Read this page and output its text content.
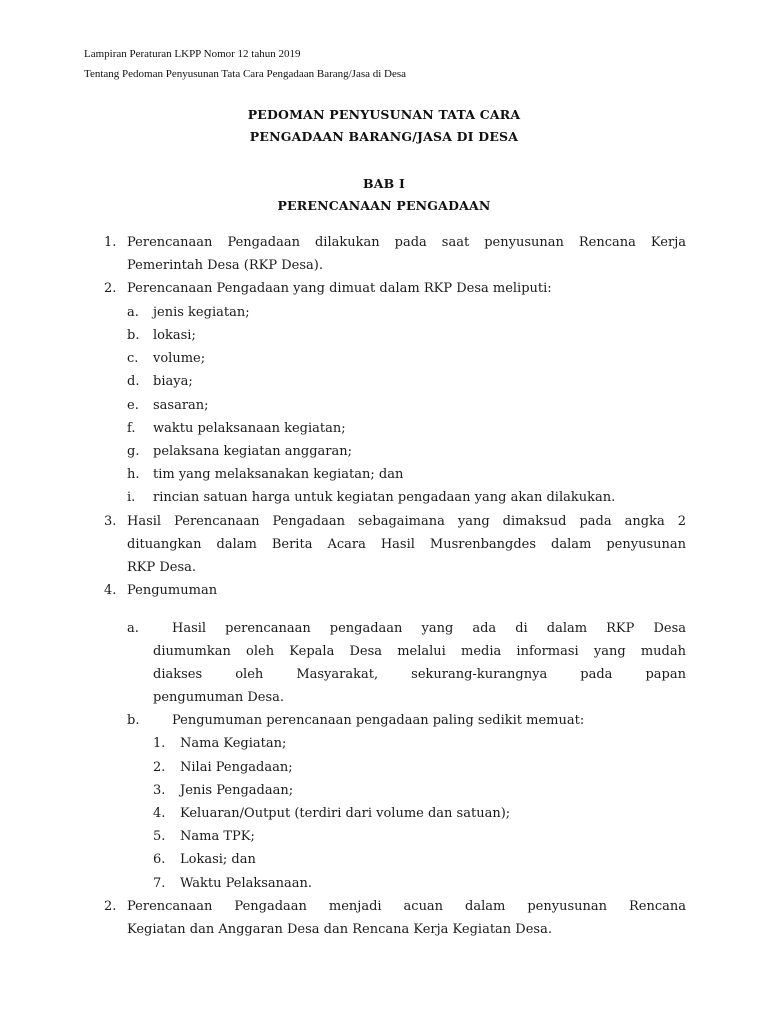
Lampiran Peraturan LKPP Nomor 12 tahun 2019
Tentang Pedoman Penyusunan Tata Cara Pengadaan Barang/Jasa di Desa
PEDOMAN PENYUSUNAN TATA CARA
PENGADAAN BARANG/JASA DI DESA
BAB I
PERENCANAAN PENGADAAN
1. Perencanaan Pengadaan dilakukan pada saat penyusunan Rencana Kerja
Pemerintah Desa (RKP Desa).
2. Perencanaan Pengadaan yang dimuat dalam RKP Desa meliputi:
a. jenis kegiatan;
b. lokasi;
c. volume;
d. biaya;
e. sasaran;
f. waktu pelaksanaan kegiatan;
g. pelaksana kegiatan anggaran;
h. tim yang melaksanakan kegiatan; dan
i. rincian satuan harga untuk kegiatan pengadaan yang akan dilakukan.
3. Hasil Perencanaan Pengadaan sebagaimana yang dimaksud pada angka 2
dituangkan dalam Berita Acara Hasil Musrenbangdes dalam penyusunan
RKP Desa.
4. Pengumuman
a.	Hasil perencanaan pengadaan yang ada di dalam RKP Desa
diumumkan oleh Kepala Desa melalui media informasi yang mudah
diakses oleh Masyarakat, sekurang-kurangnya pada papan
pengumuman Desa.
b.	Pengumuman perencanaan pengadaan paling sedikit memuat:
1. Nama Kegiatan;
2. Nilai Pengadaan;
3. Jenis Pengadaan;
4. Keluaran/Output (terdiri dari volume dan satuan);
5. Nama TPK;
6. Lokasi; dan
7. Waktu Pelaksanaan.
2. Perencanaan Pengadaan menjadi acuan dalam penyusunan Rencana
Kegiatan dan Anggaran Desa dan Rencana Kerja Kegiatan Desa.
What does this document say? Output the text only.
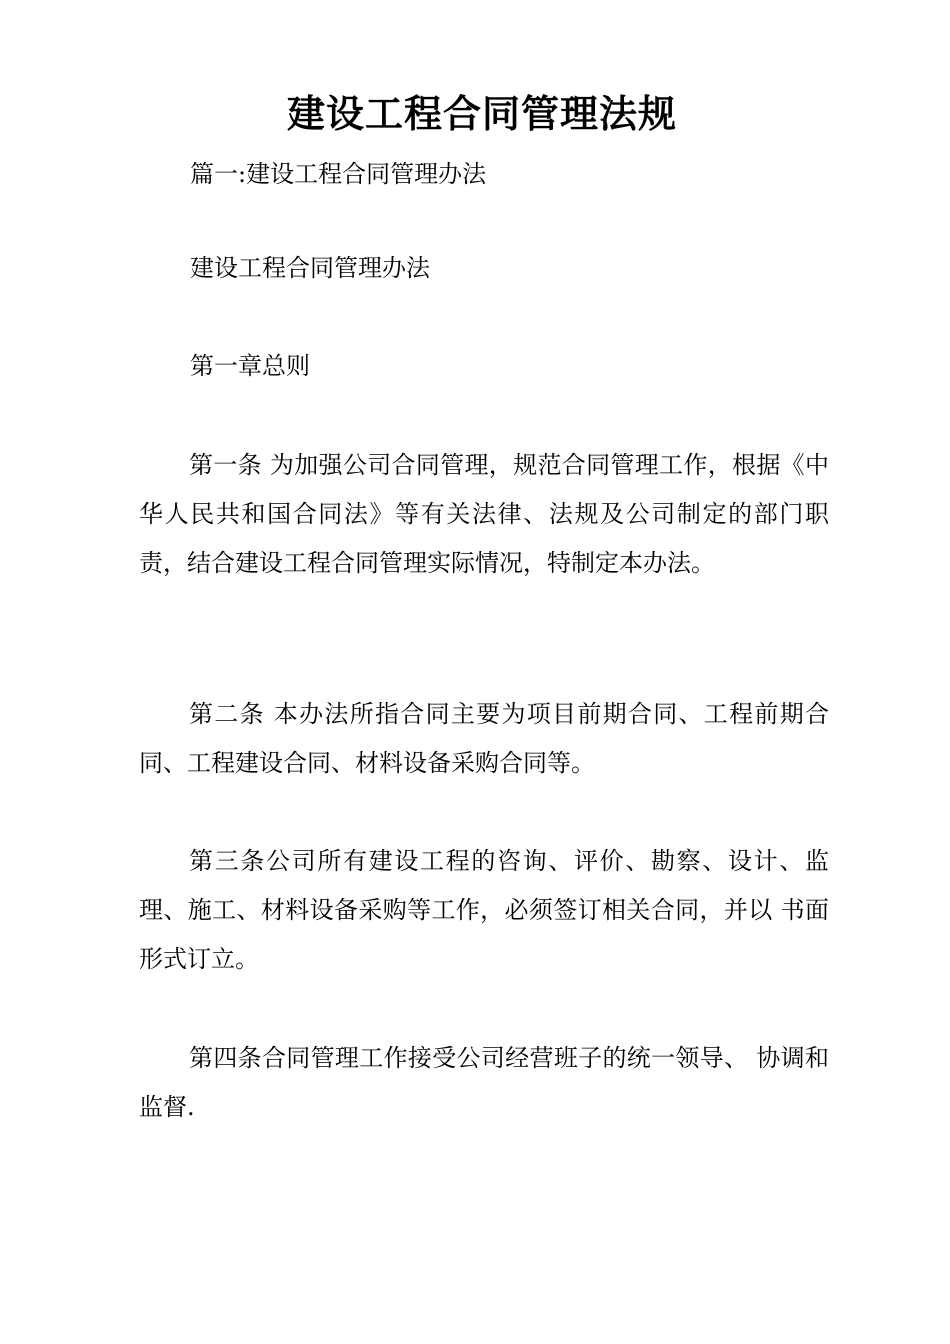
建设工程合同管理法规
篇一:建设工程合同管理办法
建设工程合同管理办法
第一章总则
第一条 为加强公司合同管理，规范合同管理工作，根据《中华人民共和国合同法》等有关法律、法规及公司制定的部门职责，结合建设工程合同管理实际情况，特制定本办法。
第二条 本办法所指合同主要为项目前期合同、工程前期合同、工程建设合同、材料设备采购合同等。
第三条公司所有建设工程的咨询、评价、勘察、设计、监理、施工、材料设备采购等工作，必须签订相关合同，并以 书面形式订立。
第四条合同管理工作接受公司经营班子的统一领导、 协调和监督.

* * *

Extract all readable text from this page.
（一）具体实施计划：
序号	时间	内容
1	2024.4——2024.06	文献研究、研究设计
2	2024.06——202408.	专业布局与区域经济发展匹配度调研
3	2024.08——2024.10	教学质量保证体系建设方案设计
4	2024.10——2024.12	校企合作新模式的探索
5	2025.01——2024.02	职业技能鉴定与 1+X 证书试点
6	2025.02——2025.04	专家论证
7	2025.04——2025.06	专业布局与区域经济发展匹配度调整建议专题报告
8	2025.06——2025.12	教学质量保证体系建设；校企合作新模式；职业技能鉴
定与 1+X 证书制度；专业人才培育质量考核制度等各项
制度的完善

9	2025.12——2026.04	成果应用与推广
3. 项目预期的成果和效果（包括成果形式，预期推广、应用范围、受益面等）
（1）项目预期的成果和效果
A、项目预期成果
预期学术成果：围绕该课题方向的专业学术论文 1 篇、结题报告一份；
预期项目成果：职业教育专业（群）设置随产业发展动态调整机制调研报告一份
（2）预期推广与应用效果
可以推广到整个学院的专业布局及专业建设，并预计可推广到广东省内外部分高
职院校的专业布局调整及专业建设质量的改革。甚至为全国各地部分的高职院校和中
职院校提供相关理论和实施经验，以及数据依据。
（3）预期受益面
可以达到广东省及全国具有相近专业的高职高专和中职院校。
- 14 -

==

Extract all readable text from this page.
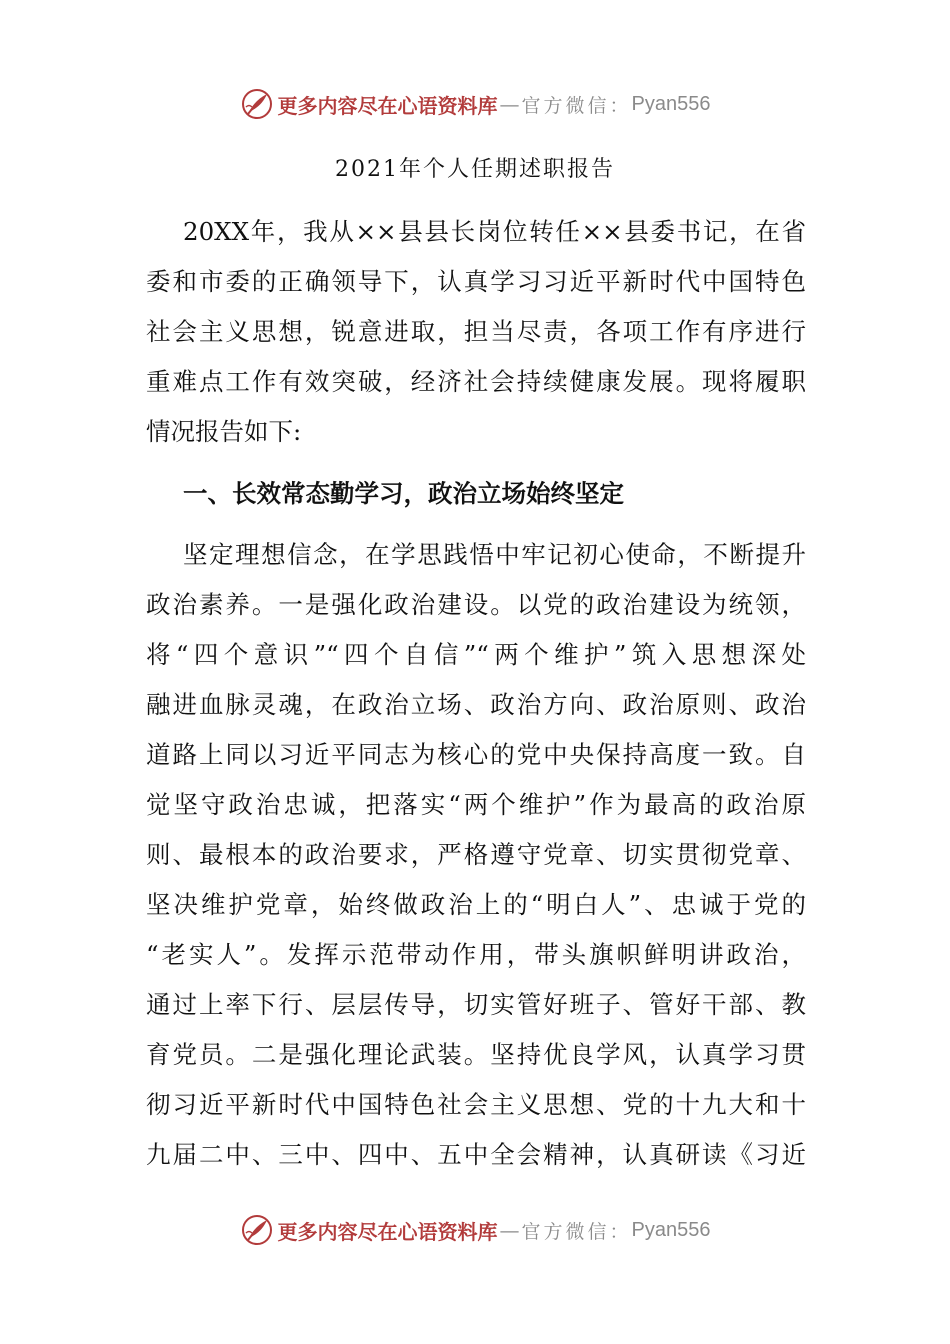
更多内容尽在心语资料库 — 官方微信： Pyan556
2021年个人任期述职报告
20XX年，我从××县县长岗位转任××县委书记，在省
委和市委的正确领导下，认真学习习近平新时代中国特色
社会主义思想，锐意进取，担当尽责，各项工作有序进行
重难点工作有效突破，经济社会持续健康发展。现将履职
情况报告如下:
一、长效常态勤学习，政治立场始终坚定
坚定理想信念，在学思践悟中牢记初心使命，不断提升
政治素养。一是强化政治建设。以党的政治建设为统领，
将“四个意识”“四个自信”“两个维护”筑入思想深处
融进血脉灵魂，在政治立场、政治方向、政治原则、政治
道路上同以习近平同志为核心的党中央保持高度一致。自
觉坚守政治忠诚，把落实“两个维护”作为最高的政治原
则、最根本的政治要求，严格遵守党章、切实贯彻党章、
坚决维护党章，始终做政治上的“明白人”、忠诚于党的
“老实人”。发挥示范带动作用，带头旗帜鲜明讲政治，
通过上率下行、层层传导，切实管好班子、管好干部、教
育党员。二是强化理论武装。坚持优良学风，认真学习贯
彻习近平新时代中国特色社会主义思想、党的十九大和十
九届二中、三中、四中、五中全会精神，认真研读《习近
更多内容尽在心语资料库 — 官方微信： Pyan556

*WRITTEN EXERCISE*
All lines that include "this" are to be gathered and copied.

*ANSWER TO THE TASK*
Read this page and output its text content.
What does this document say? Output the text only.
Extract all readable text from this page.
Extract all readable text from this page.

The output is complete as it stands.